Work to be completed - Each line that follows is to be retyped exactly.

Raw records -
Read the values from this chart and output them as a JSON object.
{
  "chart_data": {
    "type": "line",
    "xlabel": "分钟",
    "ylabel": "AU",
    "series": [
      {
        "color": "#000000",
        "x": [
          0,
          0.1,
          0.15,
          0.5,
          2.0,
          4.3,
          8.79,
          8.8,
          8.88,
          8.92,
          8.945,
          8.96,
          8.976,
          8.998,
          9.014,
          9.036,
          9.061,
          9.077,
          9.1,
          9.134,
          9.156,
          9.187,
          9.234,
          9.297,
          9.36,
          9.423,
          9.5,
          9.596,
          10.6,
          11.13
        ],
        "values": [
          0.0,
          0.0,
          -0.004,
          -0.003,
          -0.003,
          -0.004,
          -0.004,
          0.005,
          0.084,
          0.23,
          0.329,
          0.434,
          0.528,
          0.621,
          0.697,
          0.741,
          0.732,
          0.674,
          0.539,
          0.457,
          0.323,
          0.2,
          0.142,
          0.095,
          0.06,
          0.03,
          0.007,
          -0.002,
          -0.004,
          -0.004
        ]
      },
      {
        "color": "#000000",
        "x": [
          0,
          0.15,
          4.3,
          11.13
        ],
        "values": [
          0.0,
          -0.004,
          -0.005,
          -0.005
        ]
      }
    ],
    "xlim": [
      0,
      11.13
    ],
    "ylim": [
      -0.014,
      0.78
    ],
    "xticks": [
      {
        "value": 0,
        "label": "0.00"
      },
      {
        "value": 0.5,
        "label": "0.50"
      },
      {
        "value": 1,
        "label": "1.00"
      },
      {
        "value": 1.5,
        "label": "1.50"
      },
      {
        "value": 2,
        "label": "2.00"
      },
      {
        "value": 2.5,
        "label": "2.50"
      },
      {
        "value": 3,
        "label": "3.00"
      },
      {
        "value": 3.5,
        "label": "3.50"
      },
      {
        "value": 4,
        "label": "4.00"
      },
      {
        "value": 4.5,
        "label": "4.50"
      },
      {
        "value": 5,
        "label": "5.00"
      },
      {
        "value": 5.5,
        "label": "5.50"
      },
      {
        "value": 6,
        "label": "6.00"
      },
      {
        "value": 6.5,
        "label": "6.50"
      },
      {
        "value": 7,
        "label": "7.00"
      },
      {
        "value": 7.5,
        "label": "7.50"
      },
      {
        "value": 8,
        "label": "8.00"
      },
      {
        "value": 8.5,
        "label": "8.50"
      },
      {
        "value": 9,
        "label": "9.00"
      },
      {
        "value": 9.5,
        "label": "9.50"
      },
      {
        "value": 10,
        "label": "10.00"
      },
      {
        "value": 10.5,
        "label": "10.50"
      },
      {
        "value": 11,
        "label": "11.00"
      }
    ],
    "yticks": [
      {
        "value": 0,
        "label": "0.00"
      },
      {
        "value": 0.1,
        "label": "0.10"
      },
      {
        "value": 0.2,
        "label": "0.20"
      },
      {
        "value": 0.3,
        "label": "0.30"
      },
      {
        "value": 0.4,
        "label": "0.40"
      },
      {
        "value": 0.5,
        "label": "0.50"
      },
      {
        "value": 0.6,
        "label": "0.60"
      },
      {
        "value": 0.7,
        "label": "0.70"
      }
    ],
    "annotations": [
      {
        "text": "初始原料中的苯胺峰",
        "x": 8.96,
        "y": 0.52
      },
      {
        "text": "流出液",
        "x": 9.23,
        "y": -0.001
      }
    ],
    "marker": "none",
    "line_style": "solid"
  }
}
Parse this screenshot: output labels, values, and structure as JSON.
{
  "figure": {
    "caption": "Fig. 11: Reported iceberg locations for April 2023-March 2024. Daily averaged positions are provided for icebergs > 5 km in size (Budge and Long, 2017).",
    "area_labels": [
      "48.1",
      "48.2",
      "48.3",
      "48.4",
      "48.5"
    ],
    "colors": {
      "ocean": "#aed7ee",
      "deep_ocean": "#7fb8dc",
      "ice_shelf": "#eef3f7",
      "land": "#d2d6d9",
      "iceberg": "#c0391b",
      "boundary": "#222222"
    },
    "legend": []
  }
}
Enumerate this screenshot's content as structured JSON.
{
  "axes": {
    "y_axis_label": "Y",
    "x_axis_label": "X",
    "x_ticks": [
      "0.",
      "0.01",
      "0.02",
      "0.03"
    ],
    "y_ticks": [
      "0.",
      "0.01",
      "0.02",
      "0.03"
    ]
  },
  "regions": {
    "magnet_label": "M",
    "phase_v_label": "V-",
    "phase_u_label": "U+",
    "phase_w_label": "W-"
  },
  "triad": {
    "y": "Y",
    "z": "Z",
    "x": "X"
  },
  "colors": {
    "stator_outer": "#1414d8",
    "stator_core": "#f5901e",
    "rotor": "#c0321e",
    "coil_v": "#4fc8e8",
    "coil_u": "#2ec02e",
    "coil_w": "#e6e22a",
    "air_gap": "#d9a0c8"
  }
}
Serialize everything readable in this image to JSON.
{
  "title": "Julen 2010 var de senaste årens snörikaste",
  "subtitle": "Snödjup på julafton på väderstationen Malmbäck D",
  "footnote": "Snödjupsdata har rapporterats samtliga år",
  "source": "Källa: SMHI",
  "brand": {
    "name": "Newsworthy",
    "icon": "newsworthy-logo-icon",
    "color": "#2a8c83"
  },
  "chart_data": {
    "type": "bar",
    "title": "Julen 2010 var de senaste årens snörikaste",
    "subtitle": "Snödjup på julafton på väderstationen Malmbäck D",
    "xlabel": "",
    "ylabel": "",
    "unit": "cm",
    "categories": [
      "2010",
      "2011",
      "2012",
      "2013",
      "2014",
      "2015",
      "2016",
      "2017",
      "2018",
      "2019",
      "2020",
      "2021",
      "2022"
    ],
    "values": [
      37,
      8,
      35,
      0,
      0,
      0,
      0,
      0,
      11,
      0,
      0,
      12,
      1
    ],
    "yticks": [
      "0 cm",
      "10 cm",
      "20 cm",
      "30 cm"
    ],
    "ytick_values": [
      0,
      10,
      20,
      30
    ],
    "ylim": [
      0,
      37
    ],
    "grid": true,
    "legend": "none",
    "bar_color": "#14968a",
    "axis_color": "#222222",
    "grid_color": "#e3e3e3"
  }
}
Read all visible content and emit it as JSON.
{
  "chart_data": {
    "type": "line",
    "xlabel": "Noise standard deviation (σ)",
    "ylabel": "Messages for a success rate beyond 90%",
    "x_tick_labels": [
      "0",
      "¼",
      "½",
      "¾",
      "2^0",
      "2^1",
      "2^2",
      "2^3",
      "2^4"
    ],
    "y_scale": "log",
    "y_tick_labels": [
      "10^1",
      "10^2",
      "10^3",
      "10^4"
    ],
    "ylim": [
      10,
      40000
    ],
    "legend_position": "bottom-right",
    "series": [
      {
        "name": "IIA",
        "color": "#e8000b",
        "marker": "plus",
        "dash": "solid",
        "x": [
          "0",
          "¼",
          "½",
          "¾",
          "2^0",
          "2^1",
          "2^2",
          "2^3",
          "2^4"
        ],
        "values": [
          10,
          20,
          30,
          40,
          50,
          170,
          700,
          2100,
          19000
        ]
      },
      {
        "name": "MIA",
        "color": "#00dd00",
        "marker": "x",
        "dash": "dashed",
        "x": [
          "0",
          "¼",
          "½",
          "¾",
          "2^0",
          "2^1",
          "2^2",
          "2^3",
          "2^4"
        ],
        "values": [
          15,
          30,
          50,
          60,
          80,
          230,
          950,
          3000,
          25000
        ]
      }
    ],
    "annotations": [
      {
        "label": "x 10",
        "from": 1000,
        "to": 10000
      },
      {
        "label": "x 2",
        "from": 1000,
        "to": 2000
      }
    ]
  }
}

Solution for this exercise -
Read the values from this chart and output them as a JSON object.
{
  "chart_data": {
    "type": "line",
    "xlabel": "分钟",
    "ylabel": "AU",
    "series": [
      {
        "color": "#000000",
        "x": [
          0,
          0.1,
          0.15,
          0.5,
          2.0,
          4.3,
          8.79,
          8.8,
          8.88,
          8.92,
          8.945,
          8.96,
          8.976,
          8.998,
          9.014,
          9.036,
          9.061,
          9.077,
          9.1,
          9.134,
          9.156,
          9.187,
          9.234,
          9.297,
          9.36,
          9.423,
          9.5,
          9.596,
          10.6,
          11.13
        ],
        "values": [
          0.0,
          0.0,
          -0.004,
          -0.003,
          -0.003,
          -0.004,
          -0.004,
          0.005,
          0.084,
          0.23,
          0.329,
          0.434,
          0.528,
          0.621,
          0.697,
          0.741,
          0.732,
          0.674,
          0.539,
          0.457,
          0.323,
          0.2,
          0.142,
          0.095,
          0.06,
          0.03,
          0.007,
          -0.002,
          -0.004,
          -0.004
        ]
      },
      {
        "color": "#000000",
        "x": [
          0,
          0.15,
          4.3,
          11.13
        ],
        "values": [
          0.0,
          -0.004,
          -0.005,
          -0.005
        ]
      }
    ],
    "xlim": [
      0,
      11.13
    ],
    "ylim": [
      -0.014,
      0.78
    ],
    "xticks": [
      {
        "value": 0,
        "label": "0.00"
      },
      {
        "value": 0.5,
        "label": "0.50"
      },
      {
        "value": 1,
        "label": "1.00"
      },
      {
        "value": 1.5,
        "label": "1.50"
      },
      {
        "value": 2,
        "label": "2.00"
      },
      {
        "value": 2.5,
        "label": "2.50"
      },
      {
        "value": 3,
        "label": "3.00"
      },
      {
        "value": 3.5,
        "label": "3.50"
      },
      {
        "value": 4,
        "label": "4.00"
      },
      {
        "value": 4.5,
        "label": "4.50"
      },
      {
        "value": 5,
        "label": "5.00"
      },
      {
        "value": 5.5,
        "label": "5.50"
      },
      {
        "value": 6,
        "label": "6.00"
      },
      {
        "value": 6.5,
        "label": "6.50"
      },
      {
        "value": 7,
        "label": "7.00"
      },
      {
        "value": 7.5,
        "label": "7.50"
      },
      {
        "value": 8,
        "label": "8.00"
      },
      {
        "value": 8.5,
        "label": "8.50"
      },
      {
        "value": 9,
        "label": "9.00"
      },
      {
        "value": 9.5,
        "label": "9.50"
      },
      {
        "value": 10,
        "label": "10.00"
      },
      {
        "value": 10.5,
        "label": "10.50"
      },
      {
        "value": 11,
        "label": "11.00"
      }
    ],
    "yticks": [
      {
        "value": 0,
        "label": "0.00"
      },
      {
        "value": 0.1,
        "label": "0.10"
      },
      {
        "value": 0.2,
        "label": "0.20"
      },
      {
        "value": 0.3,
        "label": "0.30"
      },
      {
        "value": 0.4,
        "label": "0.40"
      },
      {
        "value": 0.5,
        "label": "0.50"
      },
      {
        "value": 0.6,
        "label": "0.60"
      },
      {
        "value": 0.7,
        "label": "0.70"
      }
    ],
    "annotations": [
      {
        "text": "初始原料中的苯胺峰",
        "x": 8.96,
        "y": 0.52
      },
      {
        "text": "流出液",
        "x": 9.23,
        "y": -0.001
      }
    ],
    "marker": "none",
    "line_style": "solid"
  }
}
Parse this screenshot: output labels, values, and structure as JSON.
{
  "figure": {
    "caption": "Fig. 11: Reported iceberg locations for April 2023-March 2024. Daily averaged positions are provided for icebergs > 5 km in size (Budge and Long, 2017).",
    "area_labels": [
      "48.1",
      "48.2",
      "48.3",
      "48.4",
      "48.5"
    ],
    "colors": {
      "ocean": "#aed7ee",
      "deep_ocean": "#7fb8dc",
      "ice_shelf": "#eef3f7",
      "land": "#d2d6d9",
      "iceberg": "#c0391b",
      "boundary": "#222222"
    },
    "legend": []
  }
}
Enumerate this screenshot's content as structured JSON.
{
  "axes": {
    "y_axis_label": "Y",
    "x_axis_label": "X",
    "x_ticks": [
      "0.",
      "0.01",
      "0.02",
      "0.03"
    ],
    "y_ticks": [
      "0.",
      "0.01",
      "0.02",
      "0.03"
    ]
  },
  "regions": {
    "magnet_label": "M",
    "phase_v_label": "V-",
    "phase_u_label": "U+",
    "phase_w_label": "W-"
  },
  "triad": {
    "y": "Y",
    "z": "Z",
    "x": "X"
  },
  "colors": {
    "stator_outer": "#1414d8",
    "stator_core": "#f5901e",
    "rotor": "#c0321e",
    "coil_v": "#4fc8e8",
    "coil_u": "#2ec02e",
    "coil_w": "#e6e22a",
    "air_gap": "#d9a0c8"
  }
}
Serialize everything readable in this image to JSON.
{
  "title": "Julen 2010 var de senaste årens snörikaste",
  "subtitle": "Snödjup på julafton på väderstationen Malmbäck D",
  "footnote": "Snödjupsdata har rapporterats samtliga år",
  "source": "Källa: SMHI",
  "brand": {
    "name": "Newsworthy",
    "icon": "newsworthy-logo-icon",
    "color": "#2a8c83"
  },
  "chart_data": {
    "type": "bar",
    "title": "Julen 2010 var de senaste årens snörikaste",
    "subtitle": "Snödjup på julafton på väderstationen Malmbäck D",
    "xlabel": "",
    "ylabel": "",
    "unit": "cm",
    "categories": [
      "2010",
      "2011",
      "2012",
      "2013",
      "2014",
      "2015",
      "2016",
      "2017",
      "2018",
      "2019",
      "2020",
      "2021",
      "2022"
    ],
    "values": [
      37,
      8,
      35,
      0,
      0,
      0,
      0,
      0,
      11,
      0,
      0,
      12,
      1
    ],
    "yticks": [
      "0 cm",
      "10 cm",
      "20 cm",
      "30 cm"
    ],
    "ytick_values": [
      0,
      10,
      20,
      30
    ],
    "ylim": [
      0,
      37
    ],
    "grid": true,
    "legend": "none",
    "bar_color": "#14968a",
    "axis_color": "#222222",
    "grid_color": "#e3e3e3"
  }
}
Read all visible content and emit it as JSON.
{
  "chart_data": {
    "type": "line",
    "xlabel": "Noise standard deviation (σ)",
    "ylabel": "Messages for a success rate beyond 90%",
    "x_tick_labels": [
      "0",
      "¼",
      "½",
      "¾",
      "2^0",
      "2^1",
      "2^2",
      "2^3",
      "2^4"
    ],
    "y_scale": "log",
    "y_tick_labels": [
      "10^1",
      "10^2",
      "10^3",
      "10^4"
    ],
    "ylim": [
      10,
      40000
    ],
    "legend_position": "bottom-right",
    "series": [
      {
        "name": "IIA",
        "color": "#e8000b",
        "marker": "plus",
        "dash": "solid",
        "x": [
          "0",
          "¼",
          "½",
          "¾",
          "2^0",
          "2^1",
          "2^2",
          "2^3",
          "2^4"
        ],
        "values": [
          10,
          20,
          30,
          40,
          50,
          170,
          700,
          2100,
          19000
        ]
      },
      {
        "name": "MIA",
        "color": "#00dd00",
        "marker": "x",
        "dash": "dashed",
        "x": [
          "0",
          "¼",
          "½",
          "¾",
          "2^0",
          "2^1",
          "2^2",
          "2^3",
          "2^4"
        ],
        "values": [
          15,
          30,
          50,
          60,
          80,
          230,
          950,
          3000,
          25000
        ]
      }
    ],
    "annotations": [
      {
        "label": "x 10",
        "from": 1000,
        "to": 10000
      },
      {
        "label": "x 2",
        "from": 1000,
        "to": 2000
      }
    ]
  }
}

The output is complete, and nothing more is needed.